Raw records:
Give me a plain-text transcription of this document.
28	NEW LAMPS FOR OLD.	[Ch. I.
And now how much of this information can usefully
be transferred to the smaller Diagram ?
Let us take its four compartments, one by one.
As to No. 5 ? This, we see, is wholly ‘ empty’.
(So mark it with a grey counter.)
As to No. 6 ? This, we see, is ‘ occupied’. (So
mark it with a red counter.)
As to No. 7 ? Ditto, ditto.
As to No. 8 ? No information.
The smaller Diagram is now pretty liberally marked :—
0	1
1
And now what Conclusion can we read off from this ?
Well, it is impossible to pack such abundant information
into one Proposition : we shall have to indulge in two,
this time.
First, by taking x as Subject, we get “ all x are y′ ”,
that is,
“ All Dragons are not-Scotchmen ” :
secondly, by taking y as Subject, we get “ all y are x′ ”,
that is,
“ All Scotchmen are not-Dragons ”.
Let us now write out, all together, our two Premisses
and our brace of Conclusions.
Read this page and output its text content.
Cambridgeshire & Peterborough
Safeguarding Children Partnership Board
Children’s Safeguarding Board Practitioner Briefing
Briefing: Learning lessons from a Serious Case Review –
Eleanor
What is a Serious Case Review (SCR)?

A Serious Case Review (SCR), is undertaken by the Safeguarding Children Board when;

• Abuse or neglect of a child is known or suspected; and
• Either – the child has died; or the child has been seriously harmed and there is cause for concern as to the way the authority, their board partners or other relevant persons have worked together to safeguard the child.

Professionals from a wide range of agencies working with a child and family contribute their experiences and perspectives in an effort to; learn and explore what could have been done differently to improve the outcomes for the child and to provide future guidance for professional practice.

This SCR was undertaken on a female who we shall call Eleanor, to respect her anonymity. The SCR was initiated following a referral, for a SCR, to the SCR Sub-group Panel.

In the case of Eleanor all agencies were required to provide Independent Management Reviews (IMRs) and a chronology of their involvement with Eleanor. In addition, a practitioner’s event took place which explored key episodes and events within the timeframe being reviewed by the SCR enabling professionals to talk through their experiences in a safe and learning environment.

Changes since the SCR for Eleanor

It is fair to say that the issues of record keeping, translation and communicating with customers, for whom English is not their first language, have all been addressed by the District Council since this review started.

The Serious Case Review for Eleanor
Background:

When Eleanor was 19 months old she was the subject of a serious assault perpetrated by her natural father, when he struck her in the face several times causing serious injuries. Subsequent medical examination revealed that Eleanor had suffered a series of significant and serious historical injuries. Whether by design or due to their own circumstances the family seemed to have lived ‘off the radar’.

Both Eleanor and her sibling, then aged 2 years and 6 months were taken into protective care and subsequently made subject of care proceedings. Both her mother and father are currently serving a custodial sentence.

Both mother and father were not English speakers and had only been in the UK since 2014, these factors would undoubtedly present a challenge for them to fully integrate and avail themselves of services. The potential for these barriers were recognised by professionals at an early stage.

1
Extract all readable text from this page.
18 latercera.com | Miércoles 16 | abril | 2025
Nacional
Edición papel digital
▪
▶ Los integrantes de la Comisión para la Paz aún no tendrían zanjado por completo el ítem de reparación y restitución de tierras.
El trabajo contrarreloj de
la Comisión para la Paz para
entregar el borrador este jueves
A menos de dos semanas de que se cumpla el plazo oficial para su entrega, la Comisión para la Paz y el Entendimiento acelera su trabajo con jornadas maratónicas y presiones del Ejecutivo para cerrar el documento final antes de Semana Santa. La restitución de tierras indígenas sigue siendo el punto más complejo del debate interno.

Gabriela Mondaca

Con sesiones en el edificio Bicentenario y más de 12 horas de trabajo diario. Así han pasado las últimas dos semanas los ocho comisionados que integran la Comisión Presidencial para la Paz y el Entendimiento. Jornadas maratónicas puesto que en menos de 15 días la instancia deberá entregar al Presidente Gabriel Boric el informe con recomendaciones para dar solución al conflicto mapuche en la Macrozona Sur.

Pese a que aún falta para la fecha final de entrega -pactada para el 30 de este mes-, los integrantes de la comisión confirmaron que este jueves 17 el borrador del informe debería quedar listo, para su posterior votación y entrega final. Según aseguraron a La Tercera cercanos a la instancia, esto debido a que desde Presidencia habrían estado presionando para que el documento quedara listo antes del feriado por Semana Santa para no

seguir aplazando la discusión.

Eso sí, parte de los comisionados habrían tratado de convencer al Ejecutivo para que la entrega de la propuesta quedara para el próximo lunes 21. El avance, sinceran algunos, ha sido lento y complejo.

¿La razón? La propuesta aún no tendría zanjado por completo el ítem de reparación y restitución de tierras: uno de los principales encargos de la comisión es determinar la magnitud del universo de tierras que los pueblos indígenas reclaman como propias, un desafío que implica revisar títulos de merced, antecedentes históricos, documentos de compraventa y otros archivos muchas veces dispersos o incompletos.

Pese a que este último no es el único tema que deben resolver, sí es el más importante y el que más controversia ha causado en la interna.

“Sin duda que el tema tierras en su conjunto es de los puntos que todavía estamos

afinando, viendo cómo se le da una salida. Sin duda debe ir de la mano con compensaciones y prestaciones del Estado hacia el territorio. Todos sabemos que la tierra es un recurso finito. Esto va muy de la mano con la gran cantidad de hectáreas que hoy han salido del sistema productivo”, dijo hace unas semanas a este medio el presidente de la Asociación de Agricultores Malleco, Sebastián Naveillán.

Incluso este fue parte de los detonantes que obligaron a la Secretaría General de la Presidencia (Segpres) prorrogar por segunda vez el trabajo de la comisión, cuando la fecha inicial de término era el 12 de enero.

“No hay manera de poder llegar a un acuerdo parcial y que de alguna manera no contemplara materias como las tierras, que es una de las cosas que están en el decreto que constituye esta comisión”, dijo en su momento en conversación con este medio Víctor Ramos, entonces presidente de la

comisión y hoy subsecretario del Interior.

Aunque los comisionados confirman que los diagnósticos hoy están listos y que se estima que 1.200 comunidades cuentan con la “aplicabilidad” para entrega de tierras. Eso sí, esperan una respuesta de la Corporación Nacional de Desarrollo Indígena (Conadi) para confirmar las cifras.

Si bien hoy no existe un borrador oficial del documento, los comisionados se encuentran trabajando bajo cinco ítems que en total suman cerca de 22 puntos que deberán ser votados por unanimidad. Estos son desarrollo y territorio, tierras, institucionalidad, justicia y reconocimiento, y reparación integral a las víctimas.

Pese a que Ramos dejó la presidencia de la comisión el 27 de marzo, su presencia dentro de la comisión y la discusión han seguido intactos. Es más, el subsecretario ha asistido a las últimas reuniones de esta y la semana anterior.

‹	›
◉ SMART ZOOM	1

Instruction: Write out the records shown above, exactly as they appear.

Correct response:
Give me a plain-text transcription of this document.
28	NEW LAMPS FOR OLD.	[Ch. I.
And now how much of this information can usefully
be transferred to the smaller Diagram ?
Let us take its four compartments, one by one.
As to No. 5 ? This, we see, is wholly ‘ empty’.
(So mark it with a grey counter.)
As to No. 6 ? This, we see, is ‘ occupied’. (So
mark it with a red counter.)
As to No. 7 ? Ditto, ditto.
As to No. 8 ? No information.
The smaller Diagram is now pretty liberally marked :—
0	1
1
And now what Conclusion can we read off from this ?
Well, it is impossible to pack such abundant information
into one Proposition : we shall have to indulge in two,
this time.
First, by taking x as Subject, we get “ all x are y′ ”,
that is,
“ All Dragons are not-Scotchmen ” :
secondly, by taking y as Subject, we get “ all y are x′ ”,
that is,
“ All Scotchmen are not-Dragons ”.
Let us now write out, all together, our two Premisses
and our brace of Conclusions.
Read this page and output its text content.
Cambridgeshire & Peterborough
Safeguarding Children Partnership Board
Children’s Safeguarding Board Practitioner Briefing
Briefing: Learning lessons from a Serious Case Review –
Eleanor
What is a Serious Case Review (SCR)?

A Serious Case Review (SCR), is undertaken by the Safeguarding Children Board when;

• Abuse or neglect of a child is known or suspected; and
• Either – the child has died; or the child has been seriously harmed and there is cause for concern as to the way the authority, their board partners or other relevant persons have worked together to safeguard the child.

Professionals from a wide range of agencies working with a child and family contribute their experiences and perspectives in an effort to; learn and explore what could have been done differently to improve the outcomes for the child and to provide future guidance for professional practice.

This SCR was undertaken on a female who we shall call Eleanor, to respect her anonymity. The SCR was initiated following a referral, for a SCR, to the SCR Sub-group Panel.

In the case of Eleanor all agencies were required to provide Independent Management Reviews (IMRs) and a chronology of their involvement with Eleanor. In addition, a practitioner’s event took place which explored key episodes and events within the timeframe being reviewed by the SCR enabling professionals to talk through their experiences in a safe and learning environment.

Changes since the SCR for Eleanor

It is fair to say that the issues of record keeping, translation and communicating with customers, for whom English is not their first language, have all been addressed by the District Council since this review started.

The Serious Case Review for Eleanor
Background:

When Eleanor was 19 months old she was the subject of a serious assault perpetrated by her natural father, when he struck her in the face several times causing serious injuries. Subsequent medical examination revealed that Eleanor had suffered a series of significant and serious historical injuries. Whether by design or due to their own circumstances the family seemed to have lived ‘off the radar’.

Both Eleanor and her sibling, then aged 2 years and 6 months were taken into protective care and subsequently made subject of care proceedings. Both her mother and father are currently serving a custodial sentence.

Both mother and father were not English speakers and had only been in the UK since 2014, these factors would undoubtedly present a challenge for them to fully integrate and avail themselves of services. The potential for these barriers were recognised by professionals at an early stage.

1
Extract all readable text from this page.
18 latercera.com | Miércoles 16 | abril | 2025
Nacional
Edición papel digital
▪
▶ Los integrantes de la Comisión para la Paz aún no tendrían zanjado por completo el ítem de reparación y restitución de tierras.
El trabajo contrarreloj de
la Comisión para la Paz para
entregar el borrador este jueves
A menos de dos semanas de que se cumpla el plazo oficial para su entrega, la Comisión para la Paz y el Entendimiento acelera su trabajo con jornadas maratónicas y presiones del Ejecutivo para cerrar el documento final antes de Semana Santa. La restitución de tierras indígenas sigue siendo el punto más complejo del debate interno.

Gabriela Mondaca

Con sesiones en el edificio Bicentenario y más de 12 horas de trabajo diario. Así han pasado las últimas dos semanas los ocho comisionados que integran la Comisión Presidencial para la Paz y el Entendimiento. Jornadas maratónicas puesto que en menos de 15 días la instancia deberá entregar al Presidente Gabriel Boric el informe con recomendaciones para dar solución al conflicto mapuche en la Macrozona Sur.

Pese a que aún falta para la fecha final de entrega -pactada para el 30 de este mes-, los integrantes de la comisión confirmaron que este jueves 17 el borrador del informe debería quedar listo, para su posterior votación y entrega final. Según aseguraron a La Tercera cercanos a la instancia, esto debido a que desde Presidencia habrían estado presionando para que el documento quedara listo antes del feriado por Semana Santa para no

seguir aplazando la discusión.

Eso sí, parte de los comisionados habrían tratado de convencer al Ejecutivo para que la entrega de la propuesta quedara para el próximo lunes 21. El avance, sinceran algunos, ha sido lento y complejo.

¿La razón? La propuesta aún no tendría zanjado por completo el ítem de reparación y restitución de tierras: uno de los principales encargos de la comisión es determinar la magnitud del universo de tierras que los pueblos indígenas reclaman como propias, un desafío que implica revisar títulos de merced, antecedentes históricos, documentos de compraventa y otros archivos muchas veces dispersos o incompletos.

Pese a que este último no es el único tema que deben resolver, sí es el más importante y el que más controversia ha causado en la interna.

“Sin duda que el tema tierras en su conjunto es de los puntos que todavía estamos

afinando, viendo cómo se le da una salida. Sin duda debe ir de la mano con compensaciones y prestaciones del Estado hacia el territorio. Todos sabemos que la tierra es un recurso finito. Esto va muy de la mano con la gran cantidad de hectáreas que hoy han salido del sistema productivo”, dijo hace unas semanas a este medio el presidente de la Asociación de Agricultores Malleco, Sebastián Naveillán.

Incluso este fue parte de los detonantes que obligaron a la Secretaría General de la Presidencia (Segpres) prorrogar por segunda vez el trabajo de la comisión, cuando la fecha inicial de término era el 12 de enero.

“No hay manera de poder llegar a un acuerdo parcial y que de alguna manera no contemplara materias como las tierras, que es una de las cosas que están en el decreto que constituye esta comisión”, dijo en su momento en conversación con este medio Víctor Ramos, entonces presidente de la

comisión y hoy subsecretario del Interior.

Aunque los comisionados confirman que los diagnósticos hoy están listos y que se estima que 1.200 comunidades cuentan con la “aplicabilidad” para entrega de tierras. Eso sí, esperan una respuesta de la Corporación Nacional de Desarrollo Indígena (Conadi) para confirmar las cifras.

Si bien hoy no existe un borrador oficial del documento, los comisionados se encuentran trabajando bajo cinco ítems que en total suman cerca de 22 puntos que deberán ser votados por unanimidad. Estos son desarrollo y territorio, tierras, institucionalidad, justicia y reconocimiento, y reparación integral a las víctimas.

Pese a que Ramos dejó la presidencia de la comisión el 27 de marzo, su presencia dentro de la comisión y la discusión han seguido intactos. Es más, el subsecretario ha asistido a las últimas reuniones de esta y la semana anterior.

‹	›
◉ SMART ZOOM	1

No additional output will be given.